Saved data entries:
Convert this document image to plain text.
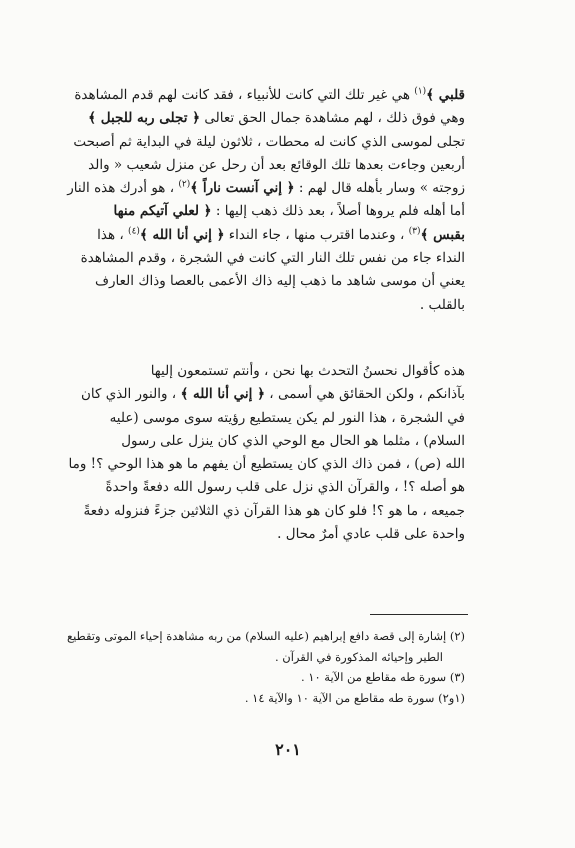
قلبي ﴾$^{(١)}$ هي غير تلك التي كانت للأنبياء ، فقد كانت لهم قدم المشاهدة
وهي فوق ذلك ، لهم مشاهدة جمال الحق تعالى ﴿ تجلى ربه للجبل ﴾
تجلى لموسى الذي كانت له محطات ، ثلاثون ليلة في البداية ثم أصبحت
أربعين وجاءت بعدها تلك الوقائع بعد أن رحل عن منزل شعيب « والد
زوجته » وسار بأهله قال لهم : ﴿ إني آنست ناراً ﴾$^{(٢)}$ ، هو أدرك هذه النار
أما أهله فلم يروها أصلاً ، بعد ذلك ذهب إليها : ﴿ لعلي آتيكم منها
بقبس ﴾$^{(٣)}$ ، وعندما اقترب منها ، جاء النداء ﴿ إني أنا الله ﴾$^{(٤)}$ ، هذا
النداء جاء من نفس تلك النار التي كانت في الشجرة ، وقدم المشاهدة
يعني أن موسى شاهد ما ذهب إليه ذاك الأعمى بالعصا وذاك العارف
بالقلب .
هذه كأقوال نحسنُ التحدث بها نحن ، وأنتم تستمعون إليها
بآذانكم ، ولكن الحقائق هي أسمى ، ﴿ إني أنا الله ﴾ ، والنور الذي كان
في الشجرة ، هذا النور لم يكن يستطيع رؤيته سوى موسى (عليه
السلام) ، مثلما هو الحال مع الوحي الذي كان ينزل على رسول
الله (ص) ، فمن ذاك الذي كان يستطيع أن يفهم ما هو هذا الوحي ؟! وما
هو أصله ؟! ، والقرآن الذي نزل على قلب رسول الله دفعةً واحدةً
جميعه ، ما هو ؟! فلو كان هو هذا القرآن ذي الثلاثين جزءً فنزوله دفعةً
واحدة على قلب عادي أمرٌ محال .
(٢) إشارة إلى قصة دافع إبراهيم (عليه السلام) من ربه مشاهدة إحياء الموتى وتقطيع
الطير وإحيائه المذكورة في القرآن .
(٣) سورة طه مقاطع من الآية ١٠ .
(١و٢) سورة طه مقاطع من الآية ١٠ والآية ١٤ .
٢٠١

### What to produce
Copy out all lines that carry the word "إليها".

### Final result
أما أهله فلم يروها أصلاً ، بعد ذلك ذهب إليها : ﴿ لعلي آتيكم منها
هذه كأقوال نحسنُ التحدث بها نحن ، وأنتم تستمعون إليها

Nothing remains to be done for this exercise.